>> begin RECORD SET

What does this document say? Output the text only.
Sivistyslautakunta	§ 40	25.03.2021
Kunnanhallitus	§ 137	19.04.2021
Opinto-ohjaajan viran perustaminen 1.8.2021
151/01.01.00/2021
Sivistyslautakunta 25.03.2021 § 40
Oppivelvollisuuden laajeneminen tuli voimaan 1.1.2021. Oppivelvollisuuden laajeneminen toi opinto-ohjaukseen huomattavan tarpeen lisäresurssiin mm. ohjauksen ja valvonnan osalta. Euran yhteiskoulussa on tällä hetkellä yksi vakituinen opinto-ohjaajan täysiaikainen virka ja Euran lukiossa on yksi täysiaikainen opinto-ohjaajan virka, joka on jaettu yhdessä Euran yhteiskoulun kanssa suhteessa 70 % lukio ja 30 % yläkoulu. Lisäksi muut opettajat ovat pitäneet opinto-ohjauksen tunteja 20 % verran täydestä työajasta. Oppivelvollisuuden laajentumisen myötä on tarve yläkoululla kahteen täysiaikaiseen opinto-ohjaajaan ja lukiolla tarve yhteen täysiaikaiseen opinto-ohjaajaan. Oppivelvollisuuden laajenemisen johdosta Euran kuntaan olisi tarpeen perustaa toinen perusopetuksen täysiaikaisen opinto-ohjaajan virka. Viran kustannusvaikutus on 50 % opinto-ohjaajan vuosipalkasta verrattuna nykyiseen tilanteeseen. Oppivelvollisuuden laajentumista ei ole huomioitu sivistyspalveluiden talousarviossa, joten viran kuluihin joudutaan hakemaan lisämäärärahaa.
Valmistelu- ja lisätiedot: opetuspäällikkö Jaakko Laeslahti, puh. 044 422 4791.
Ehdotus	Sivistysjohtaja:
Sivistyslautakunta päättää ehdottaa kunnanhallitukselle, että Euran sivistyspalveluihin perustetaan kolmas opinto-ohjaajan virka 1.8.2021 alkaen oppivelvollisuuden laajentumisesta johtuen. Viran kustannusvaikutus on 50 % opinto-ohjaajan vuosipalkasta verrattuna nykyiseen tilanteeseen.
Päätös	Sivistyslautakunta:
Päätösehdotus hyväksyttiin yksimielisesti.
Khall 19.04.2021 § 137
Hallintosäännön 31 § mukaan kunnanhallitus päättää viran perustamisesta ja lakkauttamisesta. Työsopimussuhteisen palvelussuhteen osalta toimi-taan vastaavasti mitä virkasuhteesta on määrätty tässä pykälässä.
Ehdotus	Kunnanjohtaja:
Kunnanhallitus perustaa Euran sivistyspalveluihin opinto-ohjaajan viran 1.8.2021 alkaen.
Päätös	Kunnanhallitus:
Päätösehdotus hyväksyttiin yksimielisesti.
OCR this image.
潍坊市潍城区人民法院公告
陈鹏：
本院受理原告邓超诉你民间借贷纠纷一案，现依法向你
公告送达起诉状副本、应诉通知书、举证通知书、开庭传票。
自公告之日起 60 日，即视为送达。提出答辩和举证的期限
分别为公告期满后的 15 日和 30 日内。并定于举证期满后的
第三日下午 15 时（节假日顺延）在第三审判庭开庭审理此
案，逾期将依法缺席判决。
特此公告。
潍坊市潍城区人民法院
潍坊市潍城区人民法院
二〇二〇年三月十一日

>> end RECORD SET

■ **GIVEN TASK**:
Reproduce the material in full, with no word added or dropped.

■ **EXERCISE ANSWER**:
What does this document say? Output the text only.
Sivistyslautakunta	§ 40	25.03.2021
Kunnanhallitus	§ 137	19.04.2021
Opinto-ohjaajan viran perustaminen 1.8.2021
151/01.01.00/2021
Sivistyslautakunta 25.03.2021 § 40
Oppivelvollisuuden laajeneminen tuli voimaan 1.1.2021. Oppivelvollisuuden laajeneminen toi opinto-ohjaukseen huomattavan tarpeen lisäresurssiin mm. ohjauksen ja valvonnan osalta. Euran yhteiskoulussa on tällä hetkellä yksi vakituinen opinto-ohjaajan täysiaikainen virka ja Euran lukiossa on yksi täysiaikainen opinto-ohjaajan virka, joka on jaettu yhdessä Euran yhteiskoulun kanssa suhteessa 70 % lukio ja 30 % yläkoulu. Lisäksi muut opettajat ovat pitäneet opinto-ohjauksen tunteja 20 % verran täydestä työajasta. Oppivelvollisuuden laajentumisen myötä on tarve yläkoululla kahteen täysiaikaiseen opinto-ohjaajaan ja lukiolla tarve yhteen täysiaikaiseen opinto-ohjaajaan. Oppivelvollisuuden laajenemisen johdosta Euran kuntaan olisi tarpeen perustaa toinen perusopetuksen täysiaikaisen opinto-ohjaajan virka. Viran kustannusvaikutus on 50 % opinto-ohjaajan vuosipalkasta verrattuna nykyiseen tilanteeseen. Oppivelvollisuuden laajentumista ei ole huomioitu sivistyspalveluiden talousarviossa, joten viran kuluihin joudutaan hakemaan lisämäärärahaa.
Valmistelu- ja lisätiedot: opetuspäällikkö Jaakko Laeslahti, puh. 044 422 4791.
Ehdotus	Sivistysjohtaja:
Sivistyslautakunta päättää ehdottaa kunnanhallitukselle, että Euran sivistyspalveluihin perustetaan kolmas opinto-ohjaajan virka 1.8.2021 alkaen oppivelvollisuuden laajentumisesta johtuen. Viran kustannusvaikutus on 50 % opinto-ohjaajan vuosipalkasta verrattuna nykyiseen tilanteeseen.
Päätös	Sivistyslautakunta:
Päätösehdotus hyväksyttiin yksimielisesti.
Khall 19.04.2021 § 137
Hallintosäännön 31 § mukaan kunnanhallitus päättää viran perustamisesta ja lakkauttamisesta. Työsopimussuhteisen palvelussuhteen osalta toimi-taan vastaavasti mitä virkasuhteesta on määrätty tässä pykälässä.
Ehdotus	Kunnanjohtaja:
Kunnanhallitus perustaa Euran sivistyspalveluihin opinto-ohjaajan viran 1.8.2021 alkaen.
Päätös	Kunnanhallitus:
Päätösehdotus hyväksyttiin yksimielisesti.
OCR this image.
潍坊市潍城区人民法院公告
陈鹏：
本院受理原告邓超诉你民间借贷纠纷一案，现依法向你
公告送达起诉状副本、应诉通知书、举证通知书、开庭传票。
自公告之日起 60 日，即视为送达。提出答辩和举证的期限
分别为公告期满后的 15 日和 30 日内。并定于举证期满后的
第三日下午 15 时（节假日顺延）在第三审判庭开庭审理此
案，逾期将依法缺席判决。
特此公告。
潍坊市潍城区人民法院
潍坊市潍城区人民法院
二〇二〇年三月十一日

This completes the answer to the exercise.